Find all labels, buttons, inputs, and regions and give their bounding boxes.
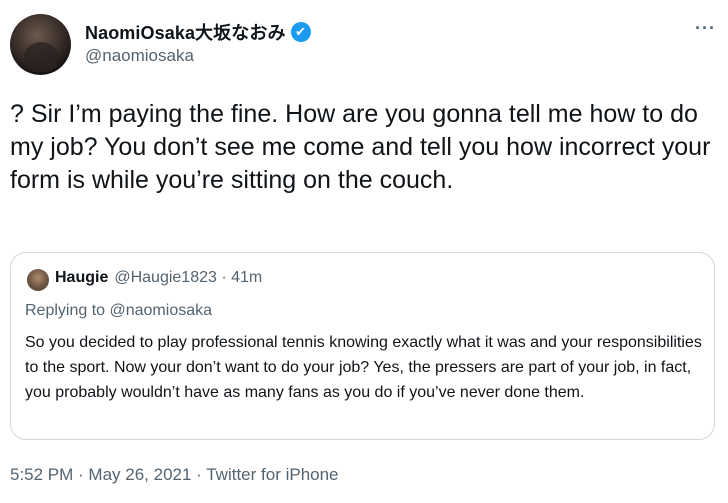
author-handle[interactable]: @naomiosaka [85, 46, 194, 66]
quoted-handle-time: @Haugie1823 · 41m [114, 269, 263, 286]
author-name-row: NaomiOsaka大坂なおみ ✔ [85, 19, 311, 45]
quoted-header: Haugie @Haugie1823 · 41m [55, 269, 262, 287]
author-avatar[interactable] [10, 14, 71, 75]
author-display-name[interactable]: NaomiOsaka大坂なおみ [85, 19, 286, 45]
quoted-replying-to: Replying to @naomiosaka [25, 302, 213, 319]
quoted-text: So you decided to play professional tenn… [25, 334, 702, 401]
quoted-author-avatar [27, 269, 49, 291]
more-options-icon[interactable]: ··· [695, 18, 716, 39]
verified-badge-icon: ✔ [290, 22, 311, 42]
tweet-text: ? Sir I’m paying the fine. How are you g… [10, 100, 711, 194]
quoted-tweet[interactable]: Haugie @Haugie1823 · 41m Replying to @na… [10, 252, 715, 440]
quoted-display-name: Haugie [55, 269, 109, 286]
tweet-timestamp[interactable]: 5:52 PM · May 26, 2021 · Twitter for iPh… [10, 465, 339, 485]
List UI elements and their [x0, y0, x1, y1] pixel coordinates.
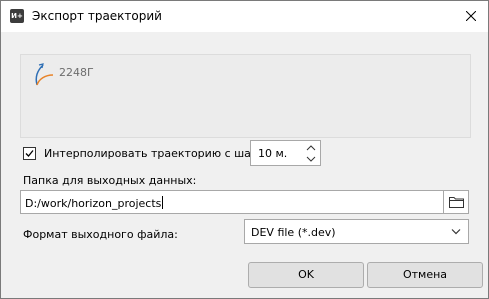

→ REQUIRED TASK: Reproduce every line of the data above verbatim, omitting the pictures.

→ SOLUTION TO THIS PROBLEM:
Find all labels, buttons, inputs, and regions and give their bounding boxes.
author-handle[interactable]: @naomiosaka [85, 46, 194, 66]
quoted-handle-time: @Haugie1823 · 41m [114, 269, 263, 286]
author-name-row: NaomiOsaka大坂なおみ ✔ [85, 19, 311, 45]
quoted-header: Haugie @Haugie1823 · 41m [55, 269, 262, 287]
author-avatar[interactable] [10, 14, 71, 75]
author-display-name[interactable]: NaomiOsaka大坂なおみ [85, 19, 286, 45]
quoted-replying-to: Replying to @naomiosaka [25, 302, 213, 319]
quoted-text: So you decided to play professional tenn… [25, 334, 702, 401]
quoted-author-avatar [27, 269, 49, 291]
more-options-icon[interactable]: ··· [695, 18, 716, 39]
verified-badge-icon: ✔ [290, 22, 311, 42]
tweet-text: ? Sir I’m paying the fine. How are you g… [10, 100, 711, 194]
quoted-tweet[interactable]: Haugie @Haugie1823 · 41m Replying to @na… [10, 252, 715, 440]
quoted-display-name: Haugie [55, 269, 109, 286]
tweet-timestamp[interactable]: 5:52 PM · May 26, 2021 · Twitter for iPh… [10, 465, 339, 485]
List UI elements and their [x0, y0, x1, y1] pixel coordinates.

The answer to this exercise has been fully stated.